┏━━
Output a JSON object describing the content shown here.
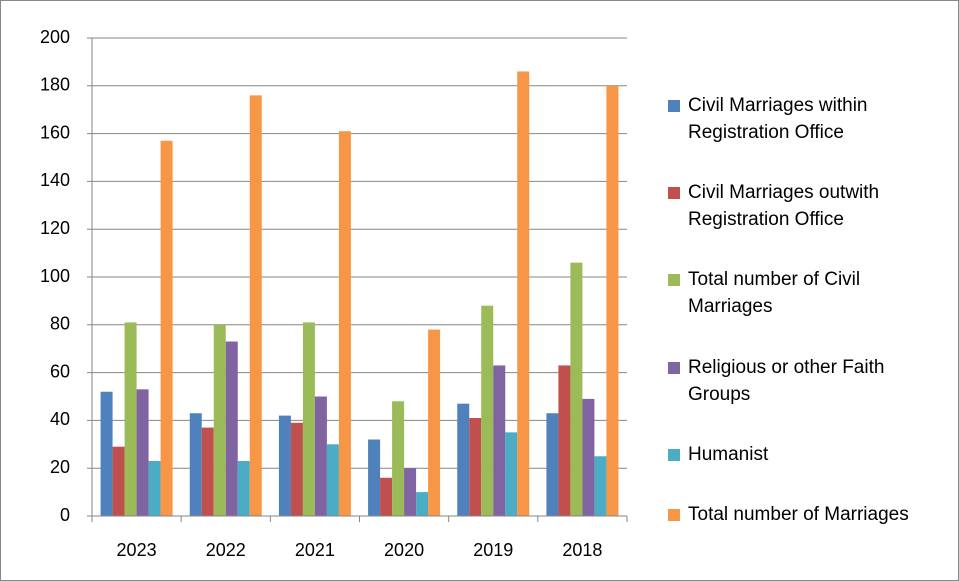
{
  "chart_data": {
    "type": "bar",
    "categories": [
      "2023",
      "2022",
      "2021",
      "2020",
      "2019",
      "2018"
    ],
    "series": [
      {
        "name": "Civil Marriages within Registration Office",
        "color": "#4f81bd",
        "values": [
          52,
          43,
          42,
          32,
          47,
          43
        ]
      },
      {
        "name": "Civil Marriages outwith Registration Office",
        "color": "#c0504d",
        "values": [
          29,
          37,
          39,
          16,
          41,
          63
        ]
      },
      {
        "name": "Total number of Civil Marriages",
        "color": "#9bbb59",
        "values": [
          81,
          80,
          81,
          48,
          88,
          106
        ]
      },
      {
        "name": "Religious or other Faith Groups",
        "color": "#8064a2",
        "values": [
          53,
          73,
          50,
          20,
          63,
          49
        ]
      },
      {
        "name": "Humanist",
        "color": "#4bacc6",
        "values": [
          23,
          23,
          30,
          10,
          35,
          25
        ]
      },
      {
        "name": "Total number of Marriages",
        "color": "#f79646",
        "values": [
          157,
          176,
          161,
          78,
          186,
          180
        ]
      }
    ],
    "ylim": [
      0,
      200
    ],
    "yticks": [
      0,
      20,
      40,
      60,
      80,
      100,
      120,
      140,
      160,
      180,
      200
    ],
    "grid": true,
    "legend": "right"
  }
}
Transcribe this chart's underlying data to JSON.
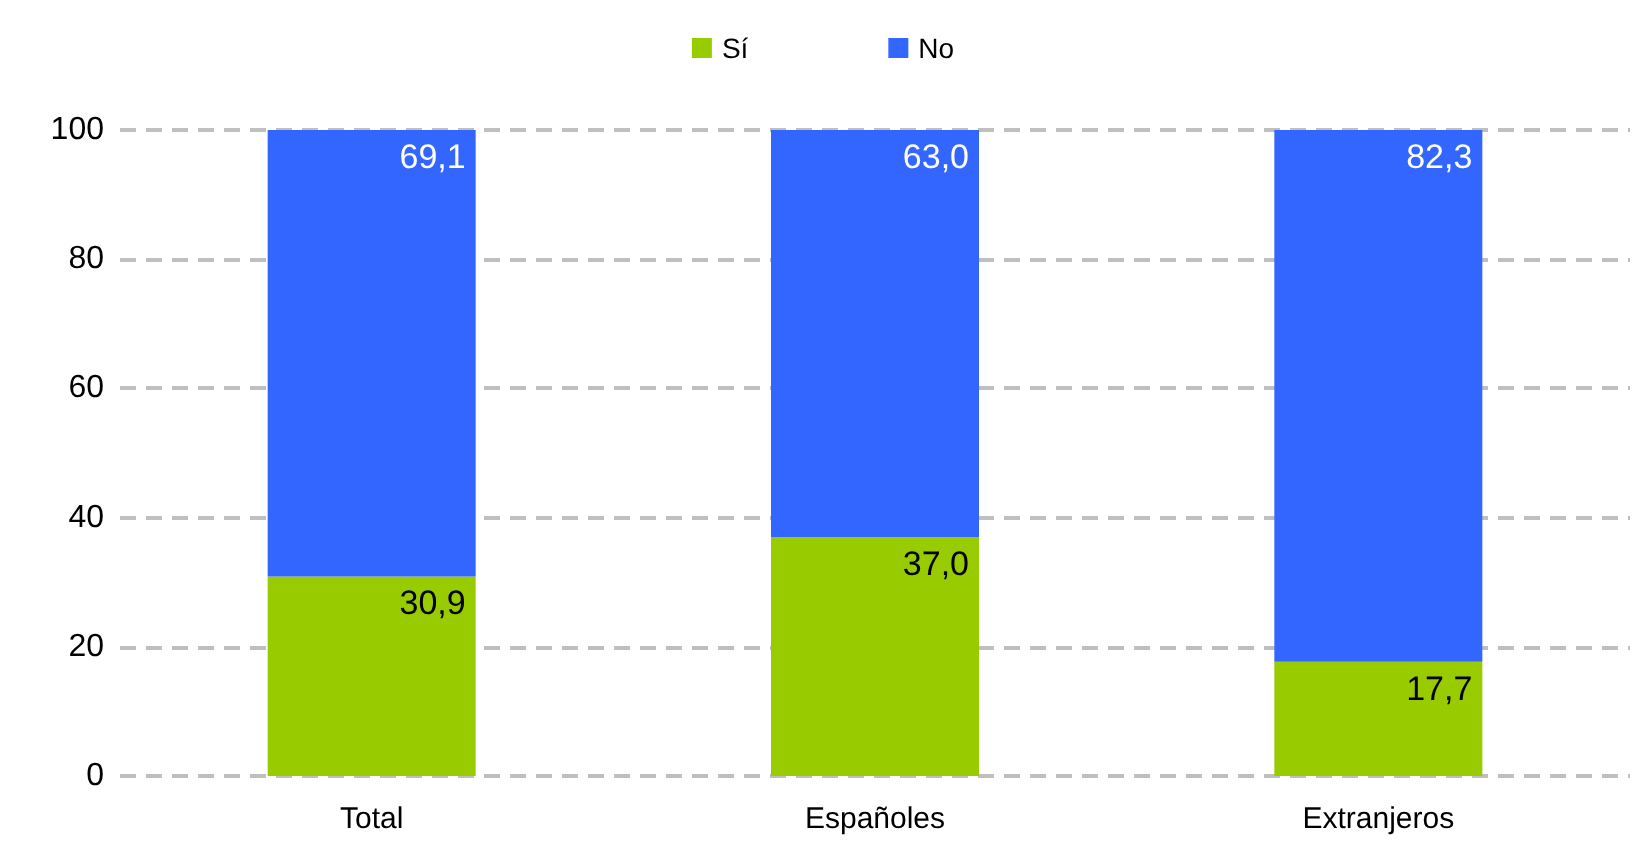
{
  "chart_data": {
    "type": "bar",
    "stacked": true,
    "categories": [
      "Total",
      "Españoles",
      "Extranjeros"
    ],
    "series": [
      {
        "name": "Sí",
        "color": "#99cc00",
        "values": [
          30.9,
          37.0,
          17.7
        ],
        "value_labels": [
          "30,9",
          "37,0",
          "17,7"
        ]
      },
      {
        "name": "No",
        "color": "#3366ff",
        "values": [
          69.1,
          63.0,
          82.3
        ],
        "value_labels": [
          "69,1",
          "63,0",
          "82,3"
        ]
      }
    ],
    "ylim": [
      0,
      100
    ],
    "yticks": [
      0,
      20,
      40,
      60,
      80,
      100
    ],
    "grid": "y",
    "legend": "top"
  }
}
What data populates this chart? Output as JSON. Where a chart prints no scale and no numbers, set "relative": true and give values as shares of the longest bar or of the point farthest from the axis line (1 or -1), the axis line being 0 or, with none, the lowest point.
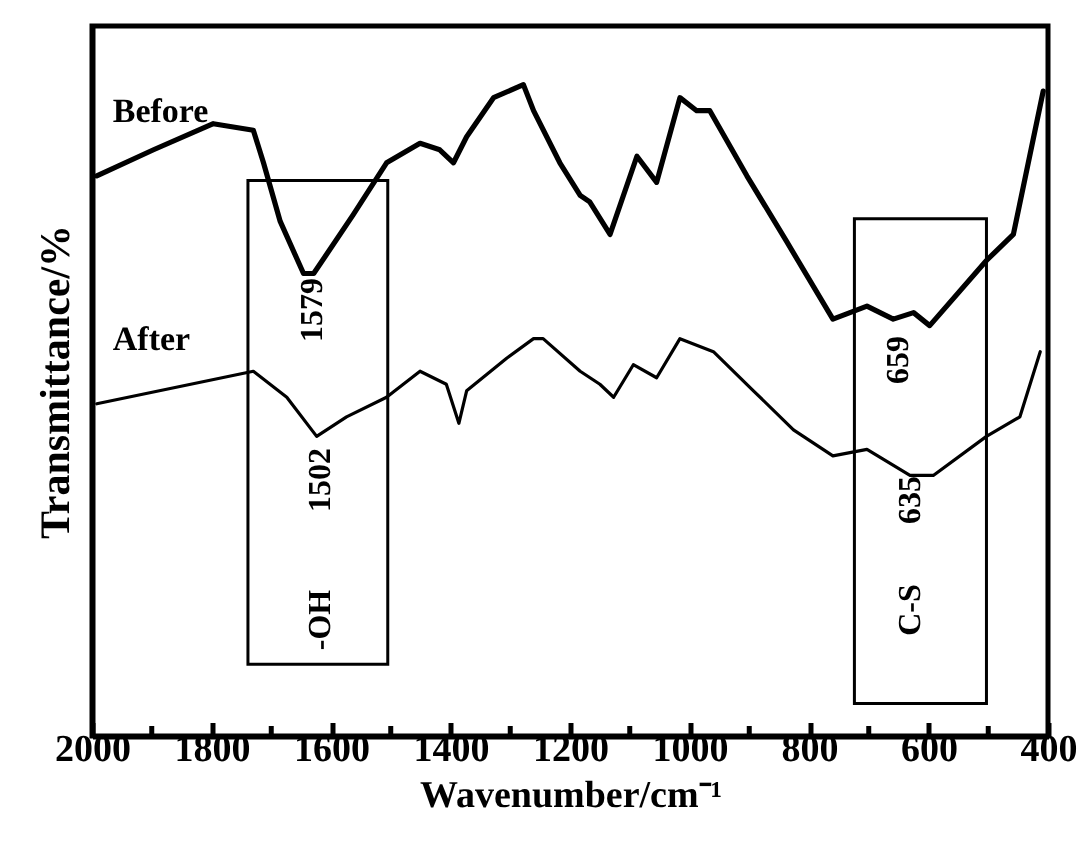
{
  "chart_data": {
    "type": "line",
    "relative": true,
    "xlabel": "Wavenumber/cm⁻¹",
    "ylabel": "Transmittance/%",
    "legend": false,
    "grid": false,
    "xlim": [
      2000,
      400
    ],
    "xticks": [
      2000,
      {
        "value": 1900,
        "label": null
      },
      1800,
      {
        "value": 1700,
        "label": null
      },
      1600,
      {
        "value": 1500,
        "label": null
      },
      1400,
      {
        "value": 1300,
        "label": null
      },
      1200,
      {
        "value": 1100,
        "label": null
      },
      1000,
      {
        "value": 900,
        "label": null
      },
      800,
      {
        "value": 700,
        "label": null
      },
      600,
      {
        "value": 500,
        "label": null
      },
      400
    ],
    "series": [
      {
        "name": "Before",
        "color": "#000000",
        "x": [
          1992,
          1897,
          1797,
          1730,
          1713,
          1685,
          1646,
          1629,
          1607,
          1563,
          1507,
          1451,
          1418,
          1395,
          1373,
          1328,
          1278,
          1261,
          1217,
          1183,
          1167,
          1133,
          1088,
          1055,
          1016,
          988,
          966,
          904,
          838,
          760,
          703,
          659,
          625,
          598,
          503,
          458,
          408
        ],
        "values": [
          0.86,
          0.9,
          0.94,
          0.93,
          0.88,
          0.79,
          0.71,
          0.71,
          0.74,
          0.8,
          0.88,
          0.91,
          0.9,
          0.88,
          0.92,
          0.98,
          1.0,
          0.96,
          0.88,
          0.83,
          0.82,
          0.77,
          0.89,
          0.85,
          0.98,
          0.96,
          0.96,
          0.86,
          0.76,
          0.64,
          0.66,
          0.64,
          0.65,
          0.63,
          0.73,
          0.77,
          0.99
        ]
      },
      {
        "name": "After",
        "color": "#000000",
        "x": [
          1992,
          1730,
          1674,
          1624,
          1574,
          1507,
          1451,
          1407,
          1386,
          1373,
          1306,
          1261,
          1245,
          1183,
          1150,
          1127,
          1094,
          1055,
          1016,
          960,
          893,
          826,
          760,
          703,
          631,
          592,
          503,
          447,
          413
        ],
        "values": [
          0.51,
          0.56,
          0.52,
          0.46,
          0.49,
          0.52,
          0.56,
          0.54,
          0.48,
          0.53,
          0.58,
          0.61,
          0.61,
          0.56,
          0.54,
          0.52,
          0.57,
          0.55,
          0.61,
          0.59,
          0.53,
          0.47,
          0.43,
          0.44,
          0.4,
          0.4,
          0.46,
          0.49,
          0.59
        ]
      }
    ],
    "annotations": [
      "1579",
      "1502",
      "-OH",
      "659",
      "635",
      "C-S"
    ]
  }
}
┗━━
* [What you are asked to do]: Looking at the records above, count the lines where the word "JSON" appears. State only the number.

* [Response for this exercise]: 3